## REQUIREMENTS:
Determine which lines of the records include the word "structured", and copy them.

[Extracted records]
────────────────────────────────────────

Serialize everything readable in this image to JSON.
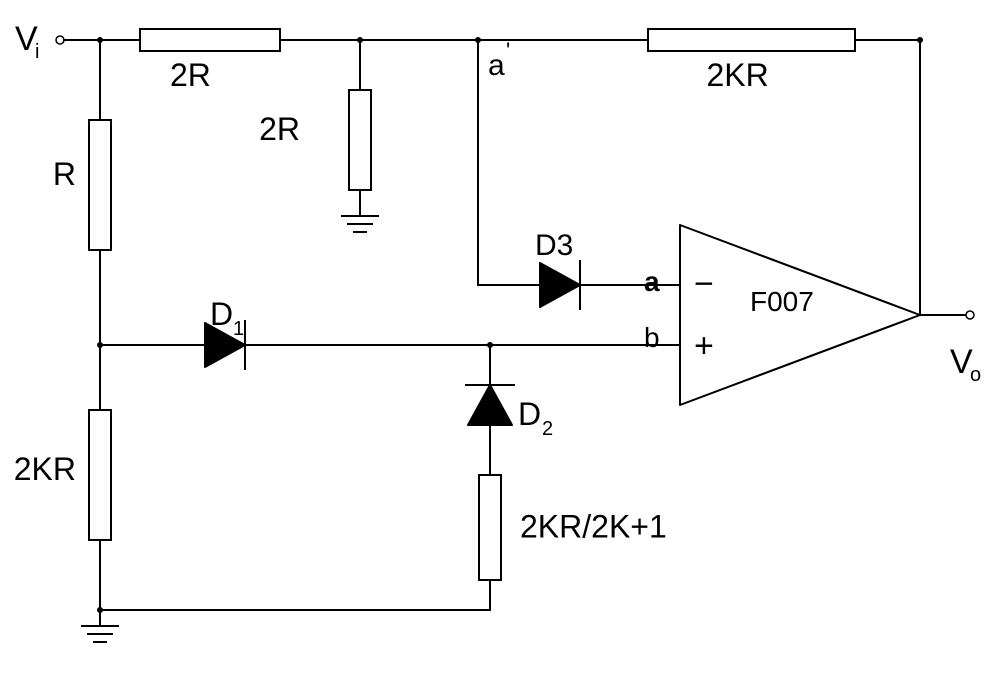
{
  "labels": {
    "vin": "V",
    "vin_sub": "i",
    "vout": "V",
    "vout_sub": "o",
    "r_top": "2R",
    "r_left_upper": "R",
    "r_mid_vert": "2R",
    "r_feedback": "2KR",
    "r_left_lower": "2KR",
    "r_divider": "2KR/2K+1",
    "d1": "D",
    "d1_sub": "1",
    "d2": "D",
    "d2_sub": "2",
    "d3": "D3",
    "opamp_minus": "−",
    "opamp_plus": "+",
    "opamp_part": "F007",
    "node_a_prime": "a",
    "node_a_prime_sup": "'",
    "node_a": "a",
    "node_b": "b"
  },
  "geom": {
    "wire_w": 2,
    "term_r": 4,
    "junc_r": 3
  }
}
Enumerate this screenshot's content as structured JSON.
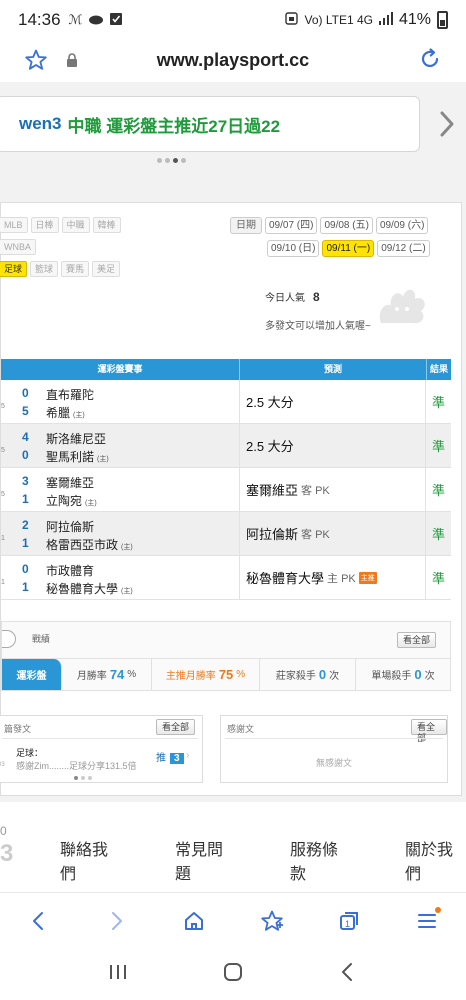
{
  "status_bar": {
    "time": "14:36",
    "network": "Vo) LTE1 4G",
    "battery": "41%"
  },
  "browser": {
    "url": "www.playsport.cc"
  },
  "banner": {
    "author": "wen3",
    "headline": "中職 運彩盤主推近27日過22"
  },
  "leagues": {
    "row1": [
      "MLB",
      "日棒",
      "中職",
      "韓棒"
    ],
    "row2": [
      "WNBA"
    ],
    "row3": [
      "足球",
      "籃球",
      "賽馬",
      "美足"
    ],
    "active": "足球"
  },
  "dates": {
    "label": "日期",
    "row1": [
      "09/07 (四)",
      "09/08 (五)",
      "09/09 (六)"
    ],
    "row2": [
      "09/10 (日)",
      "09/11 (一)",
      "09/12 (二)"
    ],
    "active": "09/11 (一)"
  },
  "popularity": {
    "label": "今日人氣",
    "value": "8",
    "note": "多發文可以增加人氣喔~"
  },
  "table": {
    "headers": [
      "運彩盤賽事",
      "預測",
      "結果"
    ],
    "rows": [
      {
        "edge1": "",
        "edge2": "5",
        "score1": "0",
        "team1": "直布羅陀",
        "score2": "5",
        "team2": "希臘",
        "home": "(主)",
        "pred": "2.5 大分",
        "pred_sub": "",
        "hot": "",
        "result": "準"
      },
      {
        "edge1": "",
        "edge2": "5",
        "score1": "4",
        "team1": "斯洛維尼亞",
        "score2": "0",
        "team2": "聖馬利諾",
        "home": "(主)",
        "pred": "2.5 大分",
        "pred_sub": "",
        "hot": "",
        "result": "準"
      },
      {
        "edge1": "",
        "edge2": "5",
        "score1": "3",
        "team1": "塞爾維亞",
        "score2": "1",
        "team2": "立陶宛",
        "home": "(主)",
        "pred": "塞爾維亞",
        "pred_sub": "客 PK",
        "hot": "",
        "result": "準"
      },
      {
        "edge1": "",
        "edge2": "1",
        "score1": "2",
        "team1": "阿拉倫斯",
        "score2": "1",
        "team2": "格雷西亞市政",
        "home": "(主)",
        "pred": "阿拉倫斯",
        "pred_sub": "客 PK",
        "hot": "",
        "result": "準"
      },
      {
        "edge1": "",
        "edge2": "1",
        "score1": "0",
        "team1": "市政體育",
        "score2": "1",
        "team2": "秘魯體育大學",
        "home": "(主)",
        "pred": "秘魯體育大學",
        "pred_sub": "主 PK",
        "hot": "主推",
        "result": "準"
      }
    ]
  },
  "record": {
    "title": "戰績",
    "see_all": "看全部",
    "tab": "運彩盤",
    "month_label": "月勝率",
    "month_value": "74",
    "main_label": "主推月勝率",
    "main_value": "75",
    "unit_pct": "%",
    "kill_label": "莊家殺手",
    "kill_value": "0",
    "single_label": "單場殺手",
    "single_value": "0",
    "unit_times": "次"
  },
  "posts_card": {
    "title": "篇發文",
    "see_all": "看全部",
    "post_title": "足球：",
    "post_snippet": "感謝Zim........足球分享131.5倍",
    "post_date": "03",
    "push_label": "推",
    "push_count": "3"
  },
  "thanks_card": {
    "title": "感謝文",
    "see_all": "看全部",
    "empty": "無感謝文"
  },
  "footer": {
    "ghost_top": "0",
    "ghost_big": "3",
    "links": [
      "聯絡我們",
      "常見問題",
      "服務條款",
      "關於我們"
    ]
  },
  "colors": {
    "accent": "#2a96d6",
    "highlight": "#ffe400",
    "green": "#1f9b3b",
    "orange": "#f07a1a"
  }
}
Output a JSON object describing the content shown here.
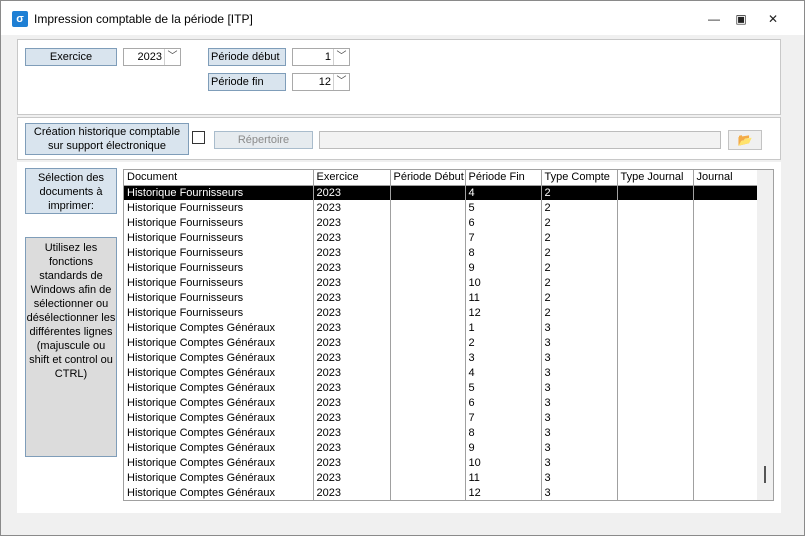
{
  "window": {
    "title": "Impression comptable de la période [ITP]",
    "minimize_glyph": "—",
    "maximize_glyph": "▣",
    "close_glyph": "✕"
  },
  "filters": {
    "exercice_label": "Exercice",
    "exercice_value": "2023",
    "periode_debut_label": "Période début",
    "periode_debut_value": "1",
    "periode_fin_label": "Période fin",
    "periode_fin_value": "12"
  },
  "archive": {
    "creation_label": "Création historique comptable sur support électronique",
    "checked": false,
    "repertoire_label": "Répertoire",
    "path_value": ""
  },
  "side": {
    "selection_label": "Sélection des documents à imprimer:",
    "help_text": "Utilisez les fonctions standards de Windows afin de sélectionner ou désélectionner les différentes lignes (majuscule ou shift et control ou CTRL)"
  },
  "grid": {
    "columns": [
      "Document",
      "Exercice",
      "Période Début",
      "Période Fin",
      "Type Compte",
      "Type Journal",
      "Journal"
    ],
    "rows": [
      {
        "document": "Historique Fournisseurs",
        "exercice": "2023",
        "debut": "",
        "fin": "4",
        "type_compte": "2",
        "type_journal": "",
        "journal": "",
        "selected": true
      },
      {
        "document": "Historique Fournisseurs",
        "exercice": "2023",
        "debut": "",
        "fin": "5",
        "type_compte": "2",
        "type_journal": "",
        "journal": ""
      },
      {
        "document": "Historique Fournisseurs",
        "exercice": "2023",
        "debut": "",
        "fin": "6",
        "type_compte": "2",
        "type_journal": "",
        "journal": ""
      },
      {
        "document": "Historique Fournisseurs",
        "exercice": "2023",
        "debut": "",
        "fin": "7",
        "type_compte": "2",
        "type_journal": "",
        "journal": ""
      },
      {
        "document": "Historique Fournisseurs",
        "exercice": "2023",
        "debut": "",
        "fin": "8",
        "type_compte": "2",
        "type_journal": "",
        "journal": ""
      },
      {
        "document": "Historique Fournisseurs",
        "exercice": "2023",
        "debut": "",
        "fin": "9",
        "type_compte": "2",
        "type_journal": "",
        "journal": ""
      },
      {
        "document": "Historique Fournisseurs",
        "exercice": "2023",
        "debut": "",
        "fin": "10",
        "type_compte": "2",
        "type_journal": "",
        "journal": ""
      },
      {
        "document": "Historique Fournisseurs",
        "exercice": "2023",
        "debut": "",
        "fin": "11",
        "type_compte": "2",
        "type_journal": "",
        "journal": ""
      },
      {
        "document": "Historique Fournisseurs",
        "exercice": "2023",
        "debut": "",
        "fin": "12",
        "type_compte": "2",
        "type_journal": "",
        "journal": ""
      },
      {
        "document": "Historique Comptes Généraux",
        "exercice": "2023",
        "debut": "",
        "fin": "1",
        "type_compte": "3",
        "type_journal": "",
        "journal": ""
      },
      {
        "document": "Historique Comptes Généraux",
        "exercice": "2023",
        "debut": "",
        "fin": "2",
        "type_compte": "3",
        "type_journal": "",
        "journal": ""
      },
      {
        "document": "Historique Comptes Généraux",
        "exercice": "2023",
        "debut": "",
        "fin": "3",
        "type_compte": "3",
        "type_journal": "",
        "journal": ""
      },
      {
        "document": "Historique Comptes Généraux",
        "exercice": "2023",
        "debut": "",
        "fin": "4",
        "type_compte": "3",
        "type_journal": "",
        "journal": ""
      },
      {
        "document": "Historique Comptes Généraux",
        "exercice": "2023",
        "debut": "",
        "fin": "5",
        "type_compte": "3",
        "type_journal": "",
        "journal": ""
      },
      {
        "document": "Historique Comptes Généraux",
        "exercice": "2023",
        "debut": "",
        "fin": "6",
        "type_compte": "3",
        "type_journal": "",
        "journal": ""
      },
      {
        "document": "Historique Comptes Généraux",
        "exercice": "2023",
        "debut": "",
        "fin": "7",
        "type_compte": "3",
        "type_journal": "",
        "journal": ""
      },
      {
        "document": "Historique Comptes Généraux",
        "exercice": "2023",
        "debut": "",
        "fin": "8",
        "type_compte": "3",
        "type_journal": "",
        "journal": ""
      },
      {
        "document": "Historique Comptes Généraux",
        "exercice": "2023",
        "debut": "",
        "fin": "9",
        "type_compte": "3",
        "type_journal": "",
        "journal": ""
      },
      {
        "document": "Historique Comptes Généraux",
        "exercice": "2023",
        "debut": "",
        "fin": "10",
        "type_compte": "3",
        "type_journal": "",
        "journal": ""
      },
      {
        "document": "Historique Comptes Généraux",
        "exercice": "2023",
        "debut": "",
        "fin": "11",
        "type_compte": "3",
        "type_journal": "",
        "journal": ""
      },
      {
        "document": "Historique Comptes Généraux",
        "exercice": "2023",
        "debut": "",
        "fin": "12",
        "type_compte": "3",
        "type_journal": "",
        "journal": ""
      }
    ]
  }
}
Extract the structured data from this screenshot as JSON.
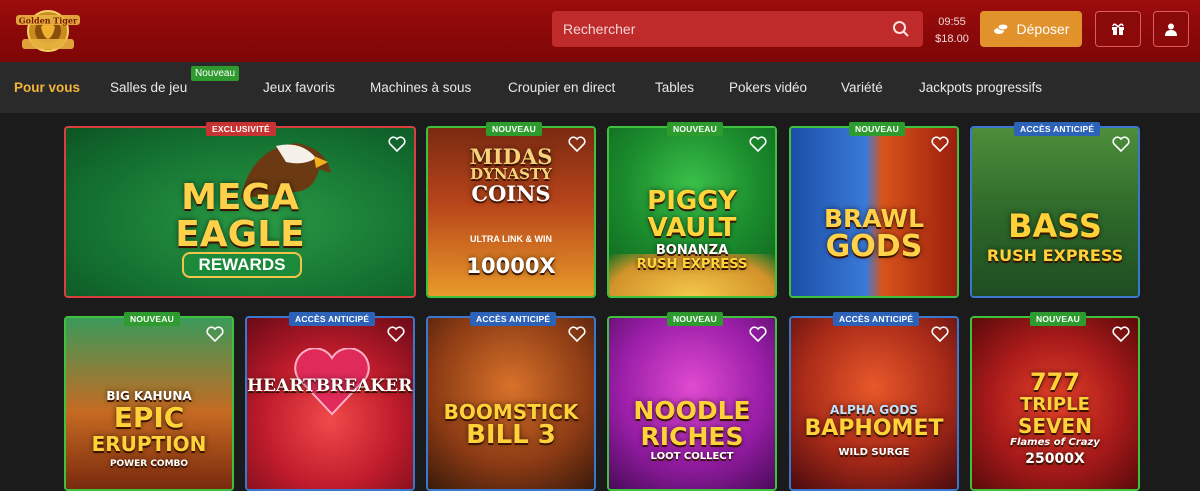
{
  "header": {
    "logo_text": "Golden Tiger",
    "search_placeholder": "Rechercher",
    "time": "09:55",
    "balance": "$18.00",
    "deposit_label": "Déposer",
    "colors": {
      "bar": "#8a0a0a",
      "deposit": "#e2922b",
      "search": "#bf2a2a"
    }
  },
  "nav": {
    "items": [
      {
        "label": "Pour vous"
      },
      {
        "label": "Salles de jeu",
        "badge": "Nouveau"
      },
      {
        "label": "Jeux favoris"
      },
      {
        "label": "Machines à sous"
      },
      {
        "label": "Croupier en direct"
      },
      {
        "label": "Tables"
      },
      {
        "label": "Pokers vidéo"
      },
      {
        "label": "Variété"
      },
      {
        "label": "Jackpots progressifs"
      }
    ],
    "active_color": "#f4b43c"
  },
  "games": [
    {
      "badge": "EXCLUSIVITÉ",
      "badge_color": "red",
      "title_lines": [
        "MEGA",
        "EAGLE"
      ],
      "subtitle": "REWARDS"
    },
    {
      "badge": "NOUVEAU",
      "badge_color": "green",
      "title_lines": [
        "MIDAS",
        "DYNASTY",
        "COINS"
      ],
      "subtitle": "ULTRA LINK & WIN",
      "extra": "10000X"
    },
    {
      "badge": "NOUVEAU",
      "badge_color": "green",
      "title_lines": [
        "PIGGY",
        "VAULT"
      ],
      "subtitle": "BONANZA",
      "extra": "RUSH EXPRESS"
    },
    {
      "badge": "NOUVEAU",
      "badge_color": "green",
      "title_lines": [
        "BRAWL",
        "GODS"
      ]
    },
    {
      "badge": "ACCÈS ANTICIPÉ",
      "badge_color": "blue",
      "title_lines": [
        "BASS"
      ],
      "subtitle": "RUSH EXPRESS"
    },
    {
      "badge": "NOUVEAU",
      "badge_color": "green",
      "title_lines": [
        "BIG KAHUNA",
        "EPIC",
        "ERUPTION"
      ],
      "subtitle": "POWER COMBO"
    },
    {
      "badge": "ACCÈS ANTICIPÉ",
      "badge_color": "blue",
      "title_lines": [
        "HEARTBREAKERS"
      ]
    },
    {
      "badge": "ACCÈS ANTICIPÉ",
      "badge_color": "blue",
      "title_lines": [
        "BOOMSTICK",
        "BILL 3"
      ]
    },
    {
      "badge": "NOUVEAU",
      "badge_color": "green",
      "title_lines": [
        "NOODLE",
        "RICHES"
      ],
      "subtitle": "LOOT COLLECT"
    },
    {
      "badge": "ACCÈS ANTICIPÉ",
      "badge_color": "blue",
      "title_lines": [
        "ALPHA GODS",
        "BAPHOMET"
      ],
      "subtitle": "WILD SURGE"
    },
    {
      "badge": "NOUVEAU",
      "badge_color": "green",
      "title_lines": [
        "777",
        "TRIPLE",
        "SEVEN"
      ],
      "subtitle": "Flames of Crazy",
      "extra": "25000X"
    }
  ]
}
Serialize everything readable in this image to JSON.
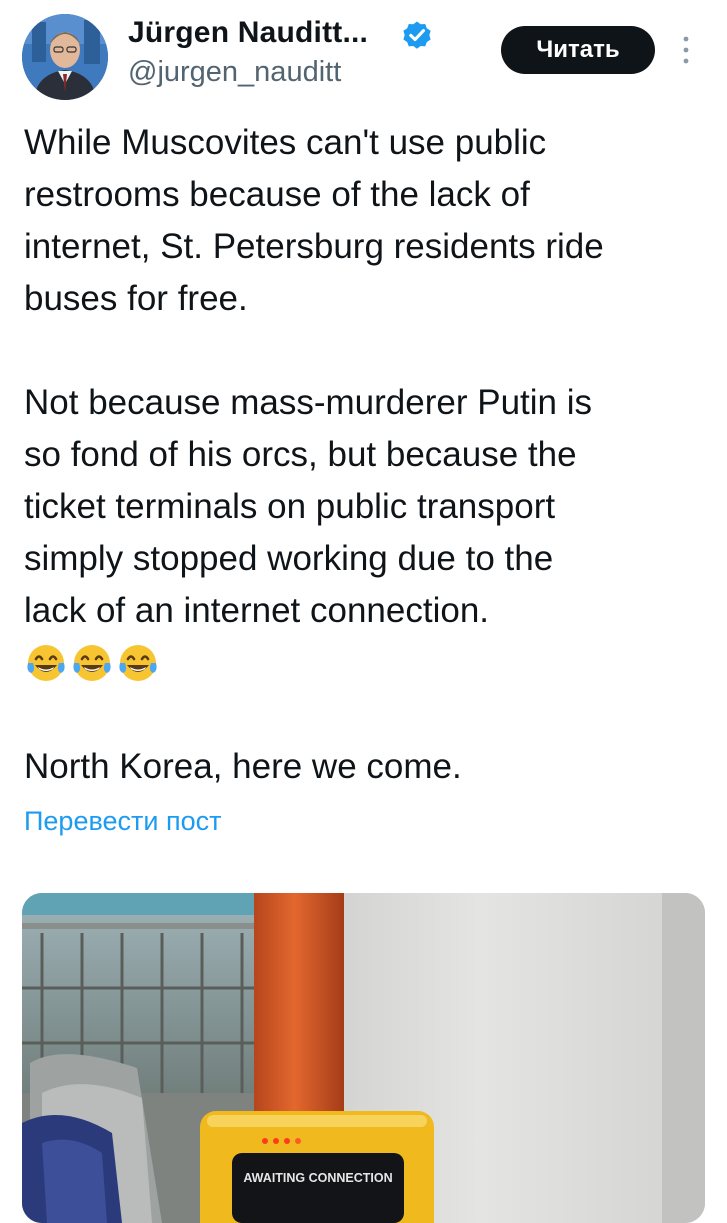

────────────────────────────────────────

## RESPONSE BELOW:
Enumerate this screenshot's content as structured JSON.
Extract the structured data from this screenshot as JSON.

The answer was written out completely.